**Goal of the exercise:**
Copy out the entries in full and with complete accuracy; pictures are excluded.

**Rows from a dataset:**
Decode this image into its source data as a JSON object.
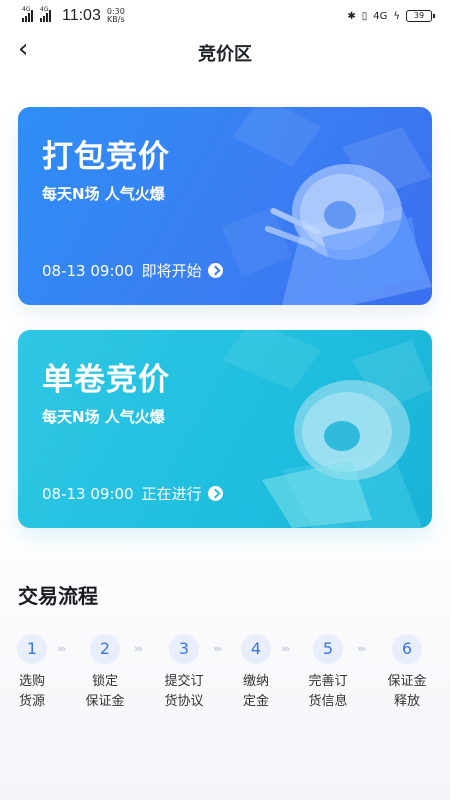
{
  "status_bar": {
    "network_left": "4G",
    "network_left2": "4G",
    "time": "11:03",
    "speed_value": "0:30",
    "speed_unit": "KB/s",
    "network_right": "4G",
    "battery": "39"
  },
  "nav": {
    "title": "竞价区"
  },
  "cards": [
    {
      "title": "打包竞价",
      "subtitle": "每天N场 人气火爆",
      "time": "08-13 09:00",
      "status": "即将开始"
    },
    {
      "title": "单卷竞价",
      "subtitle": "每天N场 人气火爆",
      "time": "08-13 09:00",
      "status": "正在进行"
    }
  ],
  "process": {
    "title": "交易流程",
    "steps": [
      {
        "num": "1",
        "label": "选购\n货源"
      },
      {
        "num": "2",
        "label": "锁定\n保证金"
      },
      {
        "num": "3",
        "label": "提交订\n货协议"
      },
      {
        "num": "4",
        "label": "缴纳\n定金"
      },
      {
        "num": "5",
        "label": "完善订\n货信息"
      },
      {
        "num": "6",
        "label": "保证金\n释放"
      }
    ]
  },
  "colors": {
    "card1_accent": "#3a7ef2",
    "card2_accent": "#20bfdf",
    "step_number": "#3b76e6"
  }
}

**Solved problem:**
Decode this image into its source data as a JSON object.
{
  "status_bar": {
    "network_left": "4G",
    "network_left2": "4G",
    "time": "11:03",
    "speed_value": "0:30",
    "speed_unit": "KB/s",
    "network_right": "4G",
    "battery": "39"
  },
  "nav": {
    "title": "竞价区"
  },
  "cards": [
    {
      "title": "打包竞价",
      "subtitle": "每天N场 人气火爆",
      "time": "08-13 09:00",
      "status": "即将开始"
    },
    {
      "title": "单卷竞价",
      "subtitle": "每天N场 人气火爆",
      "time": "08-13 09:00",
      "status": "正在进行"
    }
  ],
  "process": {
    "title": "交易流程",
    "steps": [
      {
        "num": "1",
        "label": "选购\n货源"
      },
      {
        "num": "2",
        "label": "锁定\n保证金"
      },
      {
        "num": "3",
        "label": "提交订\n货协议"
      },
      {
        "num": "4",
        "label": "缴纳\n定金"
      },
      {
        "num": "5",
        "label": "完善订\n货信息"
      },
      {
        "num": "6",
        "label": "保证金\n释放"
      }
    ]
  },
  "colors": {
    "card1_accent": "#3a7ef2",
    "card2_accent": "#20bfdf",
    "step_number": "#3b76e6"
  }
}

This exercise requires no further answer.